◆ DIRECTIVE: Look through the material below for "structured". Copy every line that contains it.

◆ STORED DATA:

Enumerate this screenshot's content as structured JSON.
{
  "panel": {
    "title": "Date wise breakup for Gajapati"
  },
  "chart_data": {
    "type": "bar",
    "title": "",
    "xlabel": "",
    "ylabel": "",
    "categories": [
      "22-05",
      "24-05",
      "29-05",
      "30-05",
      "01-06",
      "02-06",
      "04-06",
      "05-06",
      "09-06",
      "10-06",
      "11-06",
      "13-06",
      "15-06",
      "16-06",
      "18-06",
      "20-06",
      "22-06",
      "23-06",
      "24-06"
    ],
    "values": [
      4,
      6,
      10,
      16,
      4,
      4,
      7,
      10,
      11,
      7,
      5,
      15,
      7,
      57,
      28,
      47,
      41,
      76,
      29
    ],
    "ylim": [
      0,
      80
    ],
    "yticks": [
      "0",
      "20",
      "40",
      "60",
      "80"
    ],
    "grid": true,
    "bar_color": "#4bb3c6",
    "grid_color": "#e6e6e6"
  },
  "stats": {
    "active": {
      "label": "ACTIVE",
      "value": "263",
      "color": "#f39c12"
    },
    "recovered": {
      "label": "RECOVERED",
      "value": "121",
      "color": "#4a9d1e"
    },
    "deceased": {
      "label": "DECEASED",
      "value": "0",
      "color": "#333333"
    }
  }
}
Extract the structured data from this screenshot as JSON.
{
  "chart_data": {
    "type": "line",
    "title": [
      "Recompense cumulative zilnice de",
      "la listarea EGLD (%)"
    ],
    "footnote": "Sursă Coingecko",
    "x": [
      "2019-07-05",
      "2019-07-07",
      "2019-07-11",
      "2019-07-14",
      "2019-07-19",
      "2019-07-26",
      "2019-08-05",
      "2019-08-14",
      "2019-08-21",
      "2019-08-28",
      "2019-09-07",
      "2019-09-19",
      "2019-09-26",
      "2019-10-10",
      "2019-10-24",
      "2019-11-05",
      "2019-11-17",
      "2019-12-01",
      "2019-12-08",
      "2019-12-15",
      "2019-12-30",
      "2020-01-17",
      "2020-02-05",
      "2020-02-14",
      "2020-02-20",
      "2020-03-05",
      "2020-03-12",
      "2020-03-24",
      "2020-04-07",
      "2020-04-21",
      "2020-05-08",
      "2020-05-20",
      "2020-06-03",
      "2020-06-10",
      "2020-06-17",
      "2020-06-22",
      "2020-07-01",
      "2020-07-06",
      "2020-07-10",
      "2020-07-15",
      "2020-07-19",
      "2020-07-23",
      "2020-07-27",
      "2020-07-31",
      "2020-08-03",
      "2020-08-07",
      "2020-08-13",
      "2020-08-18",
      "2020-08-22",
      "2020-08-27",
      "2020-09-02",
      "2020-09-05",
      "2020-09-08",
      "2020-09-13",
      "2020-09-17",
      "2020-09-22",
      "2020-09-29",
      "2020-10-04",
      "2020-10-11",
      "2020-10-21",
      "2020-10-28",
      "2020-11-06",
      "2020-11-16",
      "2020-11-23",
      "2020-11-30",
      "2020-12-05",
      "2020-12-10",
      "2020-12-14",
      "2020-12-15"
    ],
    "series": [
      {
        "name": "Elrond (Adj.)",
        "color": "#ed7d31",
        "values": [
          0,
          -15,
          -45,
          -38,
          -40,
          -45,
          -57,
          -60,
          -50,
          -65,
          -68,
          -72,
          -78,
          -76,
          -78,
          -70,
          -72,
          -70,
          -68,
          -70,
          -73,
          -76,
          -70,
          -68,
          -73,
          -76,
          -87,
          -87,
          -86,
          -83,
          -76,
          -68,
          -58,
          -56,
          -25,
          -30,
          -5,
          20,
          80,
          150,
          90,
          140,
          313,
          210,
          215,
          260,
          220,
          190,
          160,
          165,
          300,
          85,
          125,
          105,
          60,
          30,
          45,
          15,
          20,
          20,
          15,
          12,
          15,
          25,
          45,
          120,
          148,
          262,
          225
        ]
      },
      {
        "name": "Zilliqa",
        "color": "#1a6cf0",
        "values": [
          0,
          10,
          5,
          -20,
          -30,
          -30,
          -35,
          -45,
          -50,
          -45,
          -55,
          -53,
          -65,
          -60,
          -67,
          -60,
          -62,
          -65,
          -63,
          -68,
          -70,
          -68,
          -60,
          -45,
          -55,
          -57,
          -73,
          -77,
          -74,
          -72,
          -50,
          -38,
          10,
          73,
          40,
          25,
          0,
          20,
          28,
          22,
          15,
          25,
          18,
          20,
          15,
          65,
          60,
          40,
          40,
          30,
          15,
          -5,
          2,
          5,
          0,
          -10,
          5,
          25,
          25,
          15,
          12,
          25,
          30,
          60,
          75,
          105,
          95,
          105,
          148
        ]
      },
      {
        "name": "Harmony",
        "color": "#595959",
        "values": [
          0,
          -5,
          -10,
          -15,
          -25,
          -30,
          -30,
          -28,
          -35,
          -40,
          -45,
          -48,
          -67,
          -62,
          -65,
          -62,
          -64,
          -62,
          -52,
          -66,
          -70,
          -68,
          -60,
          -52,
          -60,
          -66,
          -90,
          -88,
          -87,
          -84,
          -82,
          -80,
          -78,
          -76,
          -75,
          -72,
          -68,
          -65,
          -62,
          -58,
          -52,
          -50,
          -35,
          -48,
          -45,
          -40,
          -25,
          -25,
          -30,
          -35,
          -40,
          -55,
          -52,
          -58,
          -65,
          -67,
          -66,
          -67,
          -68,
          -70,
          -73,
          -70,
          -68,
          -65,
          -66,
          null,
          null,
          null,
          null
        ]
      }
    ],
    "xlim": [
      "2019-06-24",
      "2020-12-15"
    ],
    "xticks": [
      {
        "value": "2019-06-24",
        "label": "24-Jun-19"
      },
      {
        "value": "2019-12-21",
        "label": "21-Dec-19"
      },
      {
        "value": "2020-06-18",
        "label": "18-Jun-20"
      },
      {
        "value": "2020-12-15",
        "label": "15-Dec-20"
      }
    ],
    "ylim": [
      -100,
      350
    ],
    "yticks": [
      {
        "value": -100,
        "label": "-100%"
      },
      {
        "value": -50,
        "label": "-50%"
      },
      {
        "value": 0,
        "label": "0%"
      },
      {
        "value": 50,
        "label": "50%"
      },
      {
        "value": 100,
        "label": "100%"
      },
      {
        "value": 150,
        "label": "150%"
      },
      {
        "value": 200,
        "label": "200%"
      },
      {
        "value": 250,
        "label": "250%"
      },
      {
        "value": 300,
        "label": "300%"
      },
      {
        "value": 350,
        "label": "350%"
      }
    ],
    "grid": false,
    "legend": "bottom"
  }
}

◆ RESPONSE:
Enumerate this screenshot's content as structured JSON.
Extract the structured data from this screenshot as JSON.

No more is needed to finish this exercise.